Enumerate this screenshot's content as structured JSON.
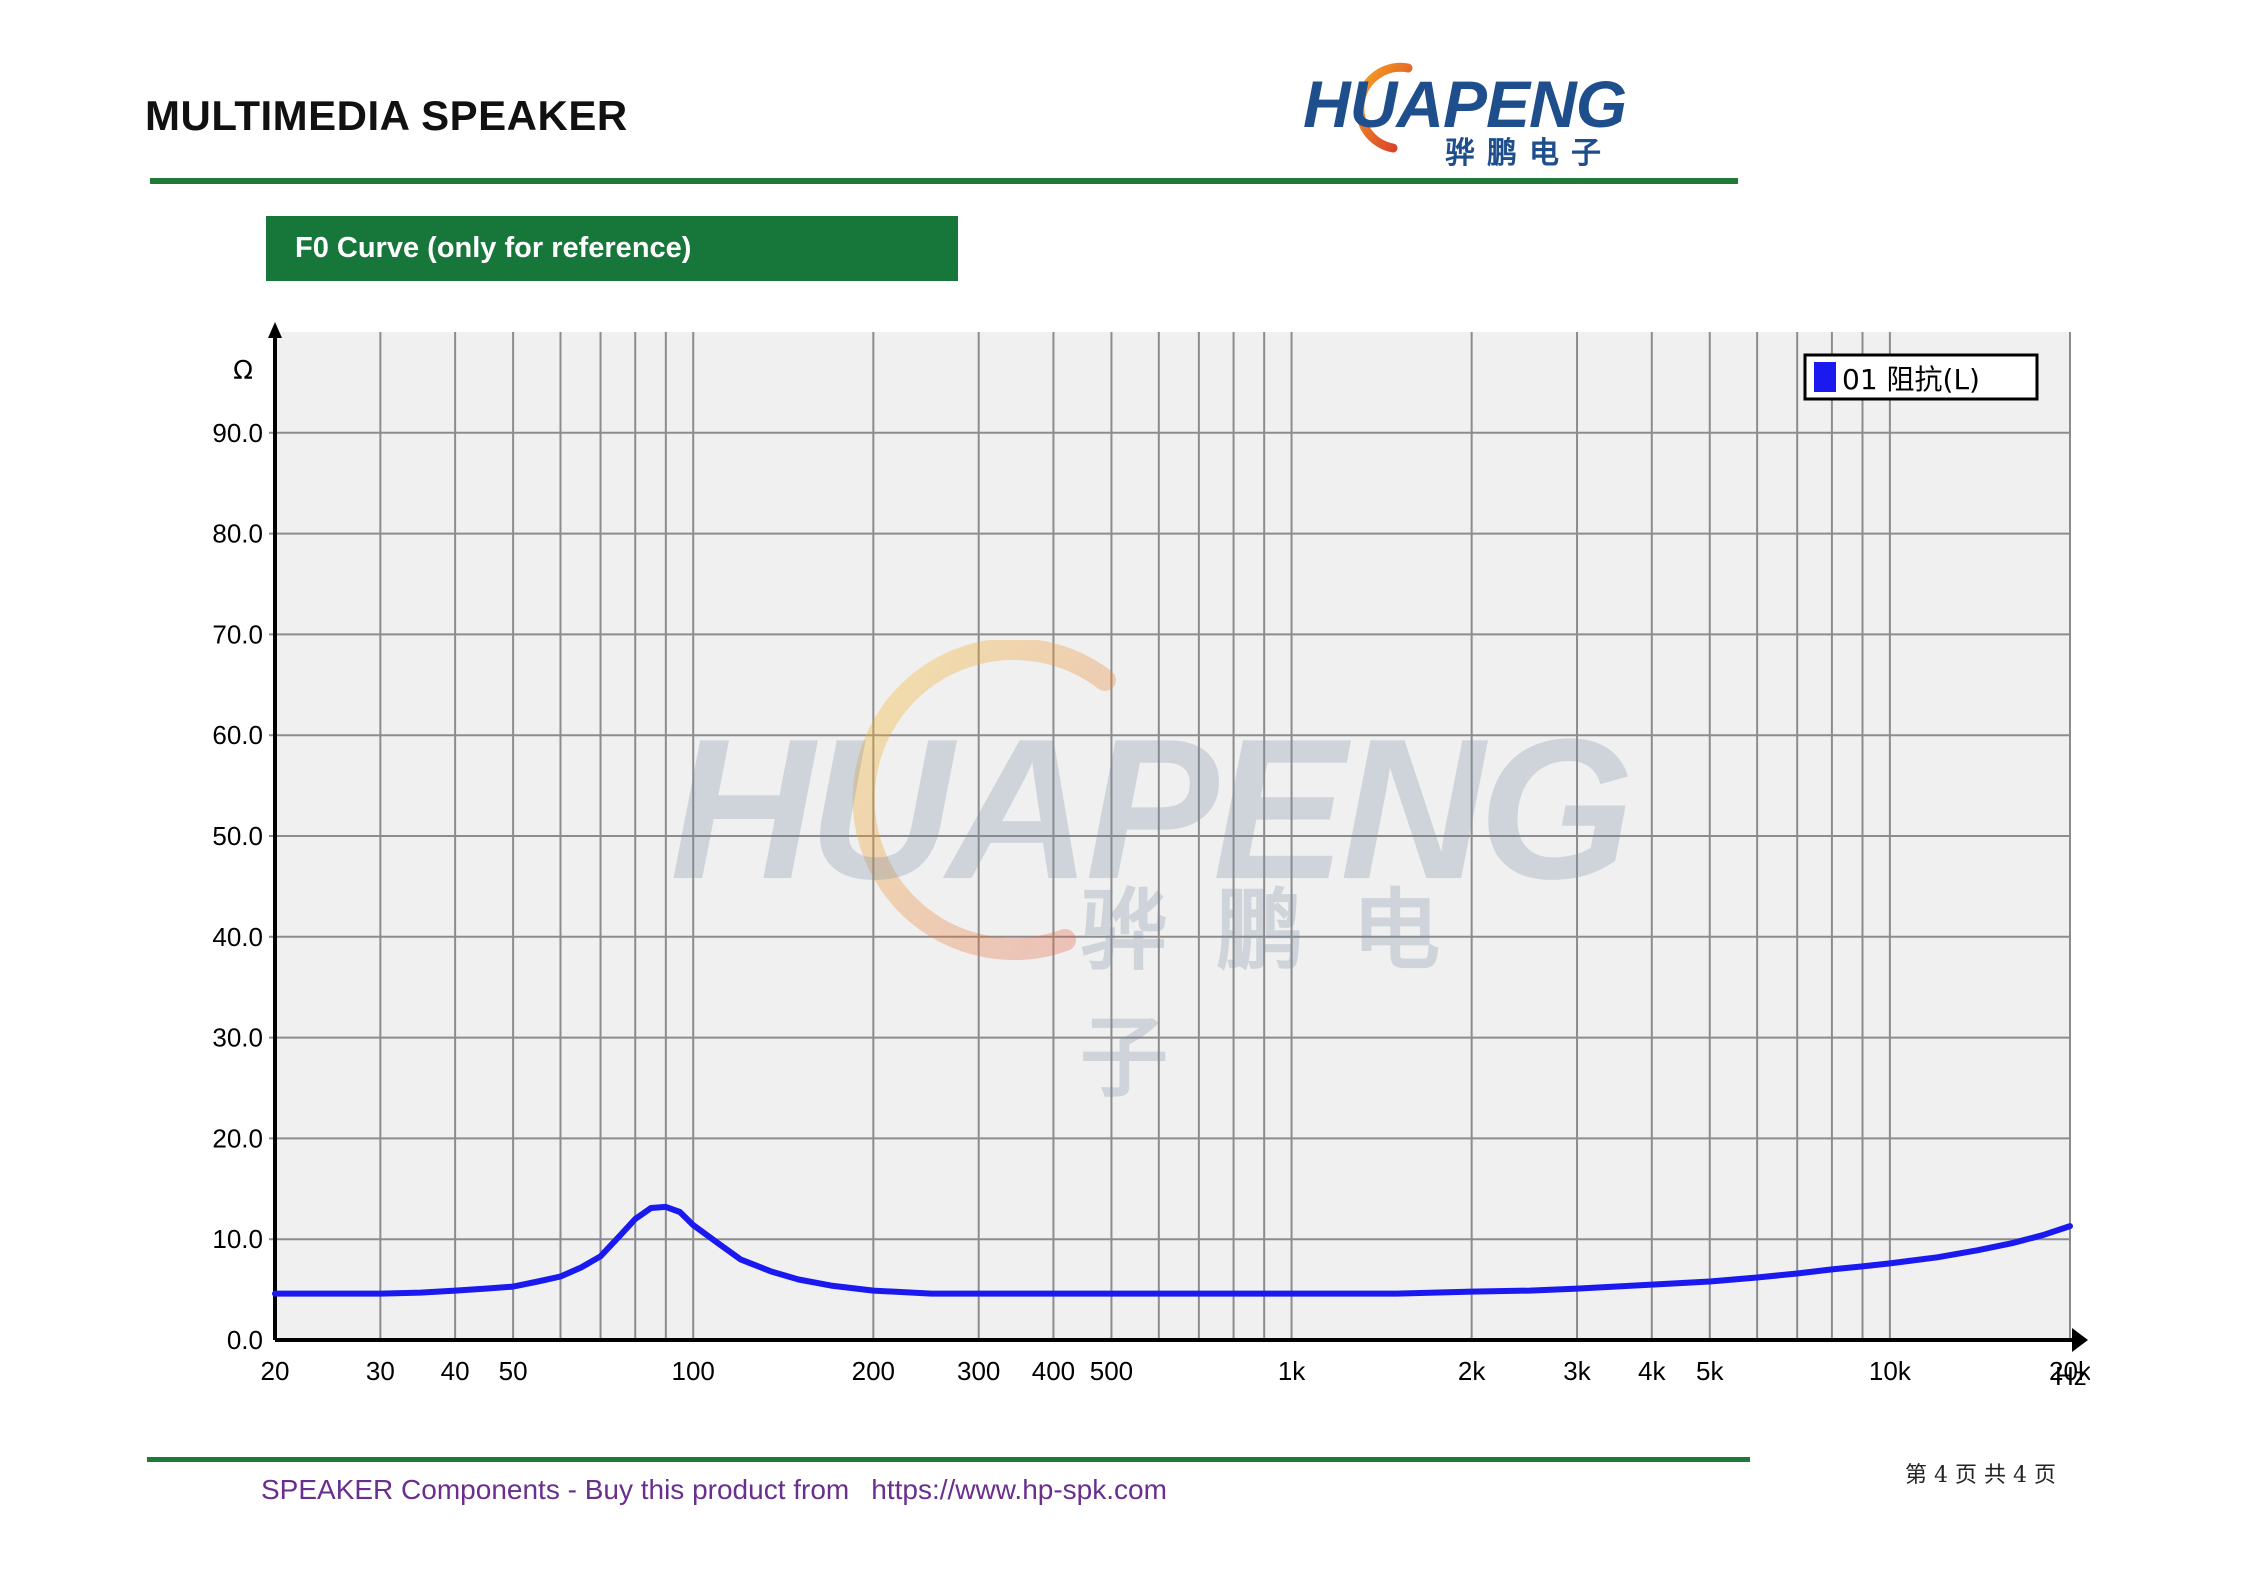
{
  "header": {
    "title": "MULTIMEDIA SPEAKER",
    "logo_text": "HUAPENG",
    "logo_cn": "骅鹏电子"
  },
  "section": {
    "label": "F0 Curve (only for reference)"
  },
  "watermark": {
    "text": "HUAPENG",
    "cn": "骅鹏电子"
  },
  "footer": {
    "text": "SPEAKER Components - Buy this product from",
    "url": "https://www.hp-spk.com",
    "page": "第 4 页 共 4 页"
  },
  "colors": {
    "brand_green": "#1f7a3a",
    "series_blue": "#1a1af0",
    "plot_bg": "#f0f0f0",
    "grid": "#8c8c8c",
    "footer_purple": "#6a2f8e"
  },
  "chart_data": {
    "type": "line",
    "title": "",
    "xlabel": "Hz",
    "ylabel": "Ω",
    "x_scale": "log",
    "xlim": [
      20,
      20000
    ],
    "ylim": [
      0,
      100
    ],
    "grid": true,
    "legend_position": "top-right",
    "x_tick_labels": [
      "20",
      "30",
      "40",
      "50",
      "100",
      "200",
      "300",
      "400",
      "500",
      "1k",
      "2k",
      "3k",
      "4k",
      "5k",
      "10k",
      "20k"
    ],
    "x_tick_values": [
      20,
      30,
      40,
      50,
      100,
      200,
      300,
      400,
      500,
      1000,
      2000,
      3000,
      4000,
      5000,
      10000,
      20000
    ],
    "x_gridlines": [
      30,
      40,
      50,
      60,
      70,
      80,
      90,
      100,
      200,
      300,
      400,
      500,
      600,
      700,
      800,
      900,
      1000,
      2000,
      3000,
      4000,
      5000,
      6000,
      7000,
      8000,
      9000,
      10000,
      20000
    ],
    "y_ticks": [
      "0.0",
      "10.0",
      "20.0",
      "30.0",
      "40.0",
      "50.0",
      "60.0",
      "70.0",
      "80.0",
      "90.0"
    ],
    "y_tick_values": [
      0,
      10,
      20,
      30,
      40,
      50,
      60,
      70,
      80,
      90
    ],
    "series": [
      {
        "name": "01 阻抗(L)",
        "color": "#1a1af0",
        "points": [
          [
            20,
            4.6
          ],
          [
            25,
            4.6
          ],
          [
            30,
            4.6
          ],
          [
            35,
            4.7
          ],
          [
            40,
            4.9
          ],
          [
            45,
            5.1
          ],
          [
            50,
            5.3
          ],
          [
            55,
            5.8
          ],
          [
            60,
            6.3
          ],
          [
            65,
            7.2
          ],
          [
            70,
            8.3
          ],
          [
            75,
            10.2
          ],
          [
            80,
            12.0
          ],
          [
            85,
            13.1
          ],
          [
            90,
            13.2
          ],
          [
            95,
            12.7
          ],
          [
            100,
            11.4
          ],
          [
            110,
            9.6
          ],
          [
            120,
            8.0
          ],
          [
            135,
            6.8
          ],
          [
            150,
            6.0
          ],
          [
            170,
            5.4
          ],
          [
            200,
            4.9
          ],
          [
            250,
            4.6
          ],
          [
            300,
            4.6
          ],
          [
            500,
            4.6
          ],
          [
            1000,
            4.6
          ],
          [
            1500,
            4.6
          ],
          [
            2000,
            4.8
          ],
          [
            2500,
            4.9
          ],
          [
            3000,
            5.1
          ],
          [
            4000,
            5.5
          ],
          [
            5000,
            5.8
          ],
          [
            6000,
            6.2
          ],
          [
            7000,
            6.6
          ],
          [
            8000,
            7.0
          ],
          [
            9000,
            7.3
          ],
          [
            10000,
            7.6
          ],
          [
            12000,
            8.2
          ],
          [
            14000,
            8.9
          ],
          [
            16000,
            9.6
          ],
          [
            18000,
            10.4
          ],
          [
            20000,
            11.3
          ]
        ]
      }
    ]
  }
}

--------------------------------

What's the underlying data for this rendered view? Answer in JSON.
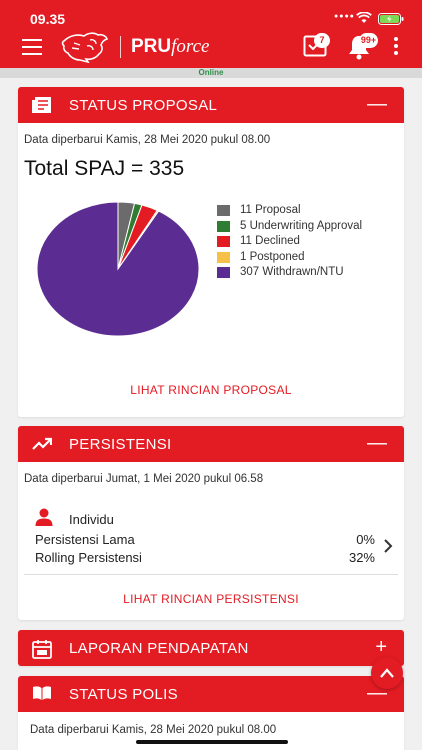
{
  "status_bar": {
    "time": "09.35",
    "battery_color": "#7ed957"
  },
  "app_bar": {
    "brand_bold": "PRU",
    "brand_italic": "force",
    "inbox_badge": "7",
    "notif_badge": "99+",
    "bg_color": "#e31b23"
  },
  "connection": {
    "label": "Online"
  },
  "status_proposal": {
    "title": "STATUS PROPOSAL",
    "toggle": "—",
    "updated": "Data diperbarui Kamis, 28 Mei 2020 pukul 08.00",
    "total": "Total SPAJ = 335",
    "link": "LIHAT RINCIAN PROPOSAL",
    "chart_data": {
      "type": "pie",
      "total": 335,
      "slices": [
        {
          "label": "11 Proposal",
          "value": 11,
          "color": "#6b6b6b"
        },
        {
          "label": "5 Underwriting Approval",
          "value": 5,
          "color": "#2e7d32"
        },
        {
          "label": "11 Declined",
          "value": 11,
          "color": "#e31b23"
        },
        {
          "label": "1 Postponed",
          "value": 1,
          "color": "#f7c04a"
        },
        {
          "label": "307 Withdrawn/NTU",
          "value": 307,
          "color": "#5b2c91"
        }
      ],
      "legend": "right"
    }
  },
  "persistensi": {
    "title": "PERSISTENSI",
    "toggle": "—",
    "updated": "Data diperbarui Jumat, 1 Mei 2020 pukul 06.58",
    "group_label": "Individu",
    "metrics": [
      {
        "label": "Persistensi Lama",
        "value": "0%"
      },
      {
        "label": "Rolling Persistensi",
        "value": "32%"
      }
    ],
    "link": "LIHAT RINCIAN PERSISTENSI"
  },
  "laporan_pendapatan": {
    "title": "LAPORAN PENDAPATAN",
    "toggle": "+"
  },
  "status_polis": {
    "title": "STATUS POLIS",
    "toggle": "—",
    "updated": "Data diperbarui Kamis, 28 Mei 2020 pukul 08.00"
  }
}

--------------------------------

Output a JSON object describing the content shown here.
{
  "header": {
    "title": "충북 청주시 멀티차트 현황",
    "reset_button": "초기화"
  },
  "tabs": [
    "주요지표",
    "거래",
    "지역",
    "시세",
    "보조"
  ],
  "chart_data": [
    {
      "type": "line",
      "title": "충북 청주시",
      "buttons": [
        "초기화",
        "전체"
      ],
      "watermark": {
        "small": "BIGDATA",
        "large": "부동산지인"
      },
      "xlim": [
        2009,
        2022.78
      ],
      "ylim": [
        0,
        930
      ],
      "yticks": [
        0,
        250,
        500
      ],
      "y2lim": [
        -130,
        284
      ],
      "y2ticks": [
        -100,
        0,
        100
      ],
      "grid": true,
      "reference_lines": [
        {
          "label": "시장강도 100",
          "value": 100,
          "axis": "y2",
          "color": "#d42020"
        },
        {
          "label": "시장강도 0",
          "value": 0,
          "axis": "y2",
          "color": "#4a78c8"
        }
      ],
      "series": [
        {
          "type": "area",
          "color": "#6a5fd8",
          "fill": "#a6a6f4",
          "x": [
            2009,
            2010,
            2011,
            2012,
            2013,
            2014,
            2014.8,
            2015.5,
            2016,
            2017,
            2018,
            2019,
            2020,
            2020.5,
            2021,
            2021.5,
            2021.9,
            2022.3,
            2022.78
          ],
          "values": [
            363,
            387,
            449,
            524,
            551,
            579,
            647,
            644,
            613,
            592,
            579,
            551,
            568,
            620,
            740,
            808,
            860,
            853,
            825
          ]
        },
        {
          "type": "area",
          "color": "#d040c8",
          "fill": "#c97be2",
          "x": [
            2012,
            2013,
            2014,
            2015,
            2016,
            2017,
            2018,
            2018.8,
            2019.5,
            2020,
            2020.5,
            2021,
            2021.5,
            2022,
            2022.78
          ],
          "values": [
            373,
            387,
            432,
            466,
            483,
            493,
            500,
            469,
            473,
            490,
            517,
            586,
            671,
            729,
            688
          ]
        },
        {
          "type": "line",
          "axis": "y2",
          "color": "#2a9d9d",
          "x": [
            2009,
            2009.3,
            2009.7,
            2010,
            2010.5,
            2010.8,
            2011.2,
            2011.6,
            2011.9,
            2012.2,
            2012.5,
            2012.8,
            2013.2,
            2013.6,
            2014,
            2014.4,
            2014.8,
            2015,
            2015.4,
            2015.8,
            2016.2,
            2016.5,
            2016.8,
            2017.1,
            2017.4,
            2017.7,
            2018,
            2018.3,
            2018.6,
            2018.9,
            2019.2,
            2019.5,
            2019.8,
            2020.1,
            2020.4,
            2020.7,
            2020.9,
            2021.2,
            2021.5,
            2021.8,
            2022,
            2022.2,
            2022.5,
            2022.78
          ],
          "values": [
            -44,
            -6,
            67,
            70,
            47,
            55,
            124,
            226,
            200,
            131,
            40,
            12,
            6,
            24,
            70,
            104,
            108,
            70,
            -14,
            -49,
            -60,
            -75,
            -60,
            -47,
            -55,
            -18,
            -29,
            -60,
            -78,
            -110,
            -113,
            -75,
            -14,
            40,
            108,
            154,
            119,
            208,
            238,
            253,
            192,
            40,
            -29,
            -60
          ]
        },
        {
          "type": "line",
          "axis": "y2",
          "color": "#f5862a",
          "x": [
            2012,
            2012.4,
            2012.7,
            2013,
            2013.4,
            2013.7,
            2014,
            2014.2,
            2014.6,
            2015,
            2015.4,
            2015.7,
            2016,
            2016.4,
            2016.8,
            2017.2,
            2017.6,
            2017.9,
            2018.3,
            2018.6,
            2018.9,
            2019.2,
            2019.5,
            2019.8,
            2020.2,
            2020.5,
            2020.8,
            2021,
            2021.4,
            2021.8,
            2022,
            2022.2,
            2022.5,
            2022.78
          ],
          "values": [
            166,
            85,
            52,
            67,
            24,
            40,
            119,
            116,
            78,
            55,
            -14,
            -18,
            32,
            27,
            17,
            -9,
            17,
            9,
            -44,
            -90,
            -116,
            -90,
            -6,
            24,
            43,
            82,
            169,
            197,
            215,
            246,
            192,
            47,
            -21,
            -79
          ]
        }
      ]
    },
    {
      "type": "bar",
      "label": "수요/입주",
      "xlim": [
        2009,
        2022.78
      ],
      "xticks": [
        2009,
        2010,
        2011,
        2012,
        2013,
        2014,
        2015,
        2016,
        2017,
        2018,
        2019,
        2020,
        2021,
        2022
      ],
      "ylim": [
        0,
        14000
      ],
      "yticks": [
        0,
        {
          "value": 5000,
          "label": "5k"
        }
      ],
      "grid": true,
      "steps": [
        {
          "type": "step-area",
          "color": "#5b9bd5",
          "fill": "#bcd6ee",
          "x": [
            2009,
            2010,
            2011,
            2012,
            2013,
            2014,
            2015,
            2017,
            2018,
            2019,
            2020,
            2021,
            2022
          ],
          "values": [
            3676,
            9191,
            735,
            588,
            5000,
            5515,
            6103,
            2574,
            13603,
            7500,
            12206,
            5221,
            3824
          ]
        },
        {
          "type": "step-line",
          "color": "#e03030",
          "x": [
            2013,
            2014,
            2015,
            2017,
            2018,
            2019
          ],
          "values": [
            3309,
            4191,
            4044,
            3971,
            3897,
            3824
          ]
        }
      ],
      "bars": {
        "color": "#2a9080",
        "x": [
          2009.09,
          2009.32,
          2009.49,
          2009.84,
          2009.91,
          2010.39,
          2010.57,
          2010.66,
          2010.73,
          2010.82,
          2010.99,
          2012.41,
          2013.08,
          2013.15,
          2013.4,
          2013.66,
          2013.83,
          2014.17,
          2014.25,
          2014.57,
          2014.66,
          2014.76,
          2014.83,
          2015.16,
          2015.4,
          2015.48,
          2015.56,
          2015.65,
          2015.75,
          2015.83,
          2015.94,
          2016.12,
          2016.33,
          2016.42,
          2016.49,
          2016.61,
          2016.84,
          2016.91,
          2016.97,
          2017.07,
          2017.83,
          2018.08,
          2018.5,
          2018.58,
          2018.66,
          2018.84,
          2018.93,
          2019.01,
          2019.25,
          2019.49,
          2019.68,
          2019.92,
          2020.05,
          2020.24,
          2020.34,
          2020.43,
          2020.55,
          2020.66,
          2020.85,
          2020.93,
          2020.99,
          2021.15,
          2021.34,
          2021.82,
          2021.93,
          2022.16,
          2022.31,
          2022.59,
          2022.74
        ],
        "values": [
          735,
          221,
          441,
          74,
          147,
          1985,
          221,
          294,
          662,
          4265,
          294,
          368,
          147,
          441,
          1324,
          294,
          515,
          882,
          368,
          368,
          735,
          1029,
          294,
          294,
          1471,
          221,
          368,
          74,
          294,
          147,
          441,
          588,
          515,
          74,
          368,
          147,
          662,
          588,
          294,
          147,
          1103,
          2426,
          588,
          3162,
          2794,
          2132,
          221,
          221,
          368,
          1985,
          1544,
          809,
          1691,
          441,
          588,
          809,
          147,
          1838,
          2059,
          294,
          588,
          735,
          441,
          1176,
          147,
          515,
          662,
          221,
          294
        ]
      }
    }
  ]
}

--------------------------------

§ WHAT IS REQUIRED
From the data, collect all lines where the string "SPEAKER" appears.

§ REPLY TO THE TASK
    "title": "MULTIMEDIA SPEAKER",
    "text": "SPEAKER Components - Buy this product from",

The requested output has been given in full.